Task details:
Pull out every line from the listing that has the word "išjungimo".
--- Begin Entries supplied ---
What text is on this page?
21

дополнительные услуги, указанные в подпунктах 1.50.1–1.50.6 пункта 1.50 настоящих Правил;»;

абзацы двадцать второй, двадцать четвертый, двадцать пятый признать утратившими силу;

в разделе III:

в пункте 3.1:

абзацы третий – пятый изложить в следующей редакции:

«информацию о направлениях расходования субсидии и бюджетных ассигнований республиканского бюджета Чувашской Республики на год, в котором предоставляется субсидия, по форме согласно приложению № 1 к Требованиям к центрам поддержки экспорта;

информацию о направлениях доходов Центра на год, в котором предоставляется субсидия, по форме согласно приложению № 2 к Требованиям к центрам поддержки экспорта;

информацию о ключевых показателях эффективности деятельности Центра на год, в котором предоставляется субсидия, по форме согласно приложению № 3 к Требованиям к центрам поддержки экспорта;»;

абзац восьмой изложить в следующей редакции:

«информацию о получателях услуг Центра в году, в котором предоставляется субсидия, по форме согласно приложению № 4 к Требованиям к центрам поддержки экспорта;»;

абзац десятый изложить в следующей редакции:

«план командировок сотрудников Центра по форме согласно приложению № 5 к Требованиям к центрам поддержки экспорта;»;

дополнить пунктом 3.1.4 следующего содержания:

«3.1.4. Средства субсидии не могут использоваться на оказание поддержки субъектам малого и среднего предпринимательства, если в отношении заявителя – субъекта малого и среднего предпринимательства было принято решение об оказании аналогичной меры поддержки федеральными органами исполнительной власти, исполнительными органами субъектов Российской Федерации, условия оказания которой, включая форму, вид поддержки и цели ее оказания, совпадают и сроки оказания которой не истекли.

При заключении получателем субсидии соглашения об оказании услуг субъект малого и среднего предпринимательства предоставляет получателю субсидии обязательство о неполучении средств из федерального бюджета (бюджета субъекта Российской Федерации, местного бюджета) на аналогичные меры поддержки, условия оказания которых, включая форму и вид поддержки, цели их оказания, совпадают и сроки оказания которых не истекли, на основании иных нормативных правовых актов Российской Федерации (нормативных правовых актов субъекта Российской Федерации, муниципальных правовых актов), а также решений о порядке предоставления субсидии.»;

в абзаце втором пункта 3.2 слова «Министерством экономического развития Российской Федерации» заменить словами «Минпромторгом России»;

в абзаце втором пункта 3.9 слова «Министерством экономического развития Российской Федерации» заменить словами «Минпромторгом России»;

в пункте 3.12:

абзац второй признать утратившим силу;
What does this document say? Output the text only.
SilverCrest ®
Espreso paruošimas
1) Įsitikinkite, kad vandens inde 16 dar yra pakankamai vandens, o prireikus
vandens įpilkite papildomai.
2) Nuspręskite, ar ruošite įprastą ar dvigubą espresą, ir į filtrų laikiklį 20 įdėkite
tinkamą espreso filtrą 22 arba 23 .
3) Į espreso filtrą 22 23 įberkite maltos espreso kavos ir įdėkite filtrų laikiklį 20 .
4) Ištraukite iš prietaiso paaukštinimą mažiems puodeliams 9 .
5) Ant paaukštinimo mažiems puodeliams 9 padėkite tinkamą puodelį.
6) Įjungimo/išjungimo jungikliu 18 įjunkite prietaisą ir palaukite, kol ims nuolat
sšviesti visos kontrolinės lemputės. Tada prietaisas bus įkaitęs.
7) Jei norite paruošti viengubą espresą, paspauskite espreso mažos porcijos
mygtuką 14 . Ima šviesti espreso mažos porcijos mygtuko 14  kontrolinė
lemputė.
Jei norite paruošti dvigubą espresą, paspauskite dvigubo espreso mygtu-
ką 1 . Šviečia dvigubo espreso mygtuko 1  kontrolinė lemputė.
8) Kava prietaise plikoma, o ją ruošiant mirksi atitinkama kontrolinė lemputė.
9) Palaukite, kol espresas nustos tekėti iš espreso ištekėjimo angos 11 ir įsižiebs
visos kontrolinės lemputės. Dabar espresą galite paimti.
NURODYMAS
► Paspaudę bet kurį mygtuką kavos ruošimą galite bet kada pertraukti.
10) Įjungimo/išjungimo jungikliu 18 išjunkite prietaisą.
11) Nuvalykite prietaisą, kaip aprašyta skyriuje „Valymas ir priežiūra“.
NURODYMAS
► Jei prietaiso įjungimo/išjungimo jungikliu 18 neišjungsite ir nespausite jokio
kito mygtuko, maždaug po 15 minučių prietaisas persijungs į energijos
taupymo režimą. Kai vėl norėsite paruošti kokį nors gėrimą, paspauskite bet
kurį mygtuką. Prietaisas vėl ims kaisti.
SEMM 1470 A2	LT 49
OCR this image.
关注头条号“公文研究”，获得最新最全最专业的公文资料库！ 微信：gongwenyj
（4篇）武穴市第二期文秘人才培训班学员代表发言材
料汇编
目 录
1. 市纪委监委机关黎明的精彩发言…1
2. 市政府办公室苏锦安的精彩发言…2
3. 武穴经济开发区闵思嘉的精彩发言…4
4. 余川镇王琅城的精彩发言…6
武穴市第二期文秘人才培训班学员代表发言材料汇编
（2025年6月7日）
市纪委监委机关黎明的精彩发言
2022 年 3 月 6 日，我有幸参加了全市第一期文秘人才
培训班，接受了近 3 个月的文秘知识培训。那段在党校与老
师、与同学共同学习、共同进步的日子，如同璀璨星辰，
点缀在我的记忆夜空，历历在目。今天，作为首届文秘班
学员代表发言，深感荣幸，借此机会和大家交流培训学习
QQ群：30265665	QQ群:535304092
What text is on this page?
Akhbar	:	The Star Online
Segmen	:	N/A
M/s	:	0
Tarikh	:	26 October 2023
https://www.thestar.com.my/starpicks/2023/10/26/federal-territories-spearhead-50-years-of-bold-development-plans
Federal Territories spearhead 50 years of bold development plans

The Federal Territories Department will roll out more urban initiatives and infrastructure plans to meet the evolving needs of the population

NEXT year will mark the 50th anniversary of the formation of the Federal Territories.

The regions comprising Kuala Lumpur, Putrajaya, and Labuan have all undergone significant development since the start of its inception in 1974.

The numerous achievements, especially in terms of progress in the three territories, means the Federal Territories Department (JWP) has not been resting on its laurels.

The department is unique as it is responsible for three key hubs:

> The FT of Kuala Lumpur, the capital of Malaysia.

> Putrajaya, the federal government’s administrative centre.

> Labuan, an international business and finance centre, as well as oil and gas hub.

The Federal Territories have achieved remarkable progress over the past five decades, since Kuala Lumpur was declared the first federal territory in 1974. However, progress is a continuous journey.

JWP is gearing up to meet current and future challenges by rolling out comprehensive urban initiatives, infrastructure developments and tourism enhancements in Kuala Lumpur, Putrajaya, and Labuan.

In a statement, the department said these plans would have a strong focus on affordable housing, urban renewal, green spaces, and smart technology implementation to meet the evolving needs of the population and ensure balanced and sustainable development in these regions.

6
--- End Entries supplied ---
Output for this exercise:
6) Įjungimo/išjungimo jungikliu 18 įjunkite prietaisą ir palaukite, kol ims nuolat
10) Įjungimo/išjungimo jungikliu 18 išjunkite prietaisą.
► Jei prietaiso įjungimo/išjungimo jungikliu 18 neišjungsite ir nespausite jokio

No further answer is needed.